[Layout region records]
══════════════════════════════

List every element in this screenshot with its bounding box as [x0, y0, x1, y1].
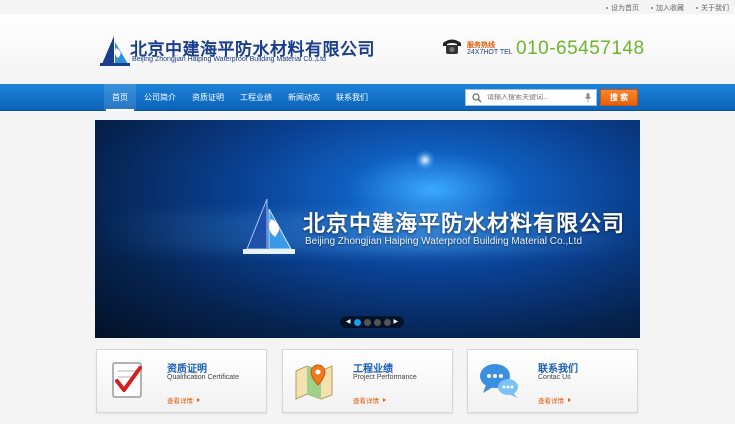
feature-subtitle: Qualification Certificate [167, 374, 239, 381]
slider-dot[interactable] [353, 318, 361, 326]
company-name-en: Beijing Zhongjian Haiping Waterproof Bui… [132, 56, 326, 63]
search-button[interactable]: 搜 索 [600, 89, 638, 106]
nav-item-company-profile[interactable]: 公司简介 [136, 84, 184, 111]
search-input[interactable] [487, 94, 583, 101]
top-links: 设为首页 加入收藏 关于我们 [600, 2, 735, 14]
slider-prev-arrow-icon[interactable]: ◀ [346, 319, 351, 325]
banner-light-flare [415, 150, 435, 170]
search-box [465, 89, 597, 106]
main-nav: 首页 公司简介 资质证明 工程业绩 新闻动态 联系我们 搜 索 [0, 84, 735, 111]
hotline-number: 010-65457148 [516, 38, 645, 59]
telephone-icon [443, 39, 461, 54]
feature-box-qualifications[interactable]: 资质证明 Qualification Certificate 查看详情 [96, 349, 267, 413]
view-details-link[interactable]: 查看详情 [167, 395, 200, 405]
company-logo-icon[interactable] [100, 34, 130, 66]
slider-dot[interactable] [383, 318, 391, 326]
feature-box-contact[interactable]: 联系我们 Contac Us 查看详情 [467, 349, 638, 413]
feature-title: 资质证明 [167, 364, 207, 375]
hero-banner: 北京中建海平防水材料有限公司 Beijing Zhongjian Haiping… [95, 120, 640, 338]
about-us-link[interactable]: 关于我们 [696, 3, 729, 13]
view-details-link[interactable]: 查看详情 [538, 395, 571, 405]
feature-box-projects[interactable]: 工程业绩 Project Performance 查看详情 [282, 349, 453, 413]
nav-item-home[interactable]: 首页 [104, 84, 136, 111]
slider-next-arrow-icon[interactable]: ▶ [394, 319, 399, 325]
certificate-icon [112, 362, 142, 398]
slider-controls: ◀ ▶ [340, 316, 404, 328]
hotline-label-en: 24X7HOT TEL [467, 49, 513, 56]
nav-item-qualifications[interactable]: 资质证明 [184, 84, 232, 111]
nav-item-projects[interactable]: 工程业绩 [232, 84, 280, 111]
search-icon [472, 92, 482, 102]
chat-bubbles-icon [480, 364, 518, 398]
view-details-link[interactable]: 查看详情 [353, 395, 386, 405]
microphone-icon[interactable] [585, 93, 591, 102]
feature-title: 联系我们 [538, 364, 578, 375]
slider-dot[interactable] [373, 318, 381, 326]
banner-title-en: Beijing Zhongjian Haiping Waterproof Bui… [305, 236, 583, 247]
banner-title-cn: 北京中建海平防水材料有限公司 [303, 211, 626, 236]
nav-item-news[interactable]: 新闻动态 [280, 84, 328, 111]
feature-title: 工程业绩 [353, 364, 393, 375]
add-favorite-link[interactable]: 加入收藏 [651, 3, 684, 13]
site-header: 北京中建海平防水材料有限公司 Beijing Zhongjian Haiping… [0, 14, 735, 84]
feature-subtitle: Contac Us [538, 374, 571, 381]
banner-logo-icon [243, 198, 295, 254]
map-pin-icon [295, 364, 333, 400]
nav-item-contact[interactable]: 联系我们 [328, 84, 376, 111]
set-homepage-link[interactable]: 设为首页 [606, 3, 639, 13]
feature-subtitle: Project Performance [353, 374, 417, 381]
slider-dot[interactable] [363, 318, 371, 326]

══════════════════════════════

> _Prompt_
Convert each line of the material above into an item of a numbered list, skipping any blank lines and leaving out the picture.

> _Answer to this problem_
1. List every element in this screenshot with its bounding box as [x0, y0, x1, y1].
2. feature-subtitle: Qualification Certificate [167, 374, 239, 381]
3. slider-dot[interactable] [353, 318, 361, 326]
4. company-name-en: Beijing Zhongjian Haiping Waterproof Bui… [132, 56, 326, 63]
5. search-button[interactable]: 搜 索 [600, 89, 638, 106]
6. nav-item-company-profile[interactable]: 公司简介 [136, 84, 184, 111]
7. search-input[interactable] [487, 94, 583, 101]
8. top-links: 设为首页 加入收藏 关于我们 [600, 2, 735, 14]
9. slider-prev-arrow-icon[interactable]: ◀ [346, 319, 351, 325]
10. banner-light-flare [415, 150, 435, 170]
11. search-box [465, 89, 597, 106]
12. main-nav: 首页 公司简介 资质证明 工程业绩 新闻动态 联系我们 搜 索 [0, 84, 735, 111]
13. hotline-number: 010-65457148 [516, 38, 645, 59]
14. telephone-icon [443, 39, 461, 54]
15. feature-box-qualifications[interactable]: 资质证明 Qualification Certificate 查看详情 [96, 349, 267, 413]
16. view-details-link[interactable]: 查看详情 [167, 395, 200, 405]
17. company-logo-icon[interactable] [100, 34, 130, 66]
18. slider-dot[interactable] [383, 318, 391, 326]
19. feature-box-contact[interactable]: 联系我们 Contac Us 查看详情 [467, 349, 638, 413]
20. feature-title: 资质证明 [167, 364, 207, 375]
21. hero-banner: 北京中建海平防水材料有限公司 Beijing Zhongjian Haiping… [95, 120, 640, 338]
22. about-us-link[interactable]: 关于我们 [696, 3, 729, 13]
23. view-details-link[interactable]: 查看详情 [538, 395, 571, 405]
24. feature-box-projects[interactable]: 工程业绩 Project Performance 查看详情 [282, 349, 453, 413]
25. nav-item-home[interactable]: 首页 [104, 84, 136, 111]
26. slider-next-arrow-icon[interactable]: ▶ [394, 319, 399, 325]
27. certificate-icon [112, 362, 142, 398]
28. slider-controls: ◀ ▶ [340, 316, 404, 328]
29. hotline-label-en: 24X7HOT TEL [467, 49, 513, 56]
30. nav-item-qualifications[interactable]: 资质证明 [184, 84, 232, 111]
31. nav-item-projects[interactable]: 工程业绩 [232, 84, 280, 111]
32. search-icon [472, 92, 482, 102]
33. chat-bubbles-icon [480, 364, 518, 398]
34. view-details-link[interactable]: 查看详情 [353, 395, 386, 405]
35. microphone-icon[interactable] [585, 93, 591, 102]
36. feature-title: 联系我们 [538, 364, 578, 375]
37. slider-dot[interactable] [373, 318, 381, 326]
38. banner-title-en: Beijing Zhongjian Haiping Waterproof Bui… [305, 236, 583, 247]
39. banner-title-cn: 北京中建海平防水材料有限公司 [303, 211, 626, 236]
40. nav-item-news[interactable]: 新闻动态 [280, 84, 328, 111]
41. feature-title: 工程业绩 [353, 364, 393, 375]
42. add-favorite-link[interactable]: 加入收藏 [651, 3, 684, 13]
43. site-header: 北京中建海平防水材料有限公司 Beijing Zhongjian Haiping… [0, 14, 735, 84]
44. feature-subtitle: Contac Us [538, 374, 571, 381]
45. banner-logo-icon [243, 198, 295, 254]
46. map-pin-icon [295, 364, 333, 400]
47. nav-item-contact[interactable]: 联系我们 [328, 84, 376, 111]
48. set-homepage-link[interactable]: 设为首页 [606, 3, 639, 13]
49. feature-subtitle: Project Performance [353, 374, 417, 381]
50. slider-dot[interactable] [363, 318, 371, 326]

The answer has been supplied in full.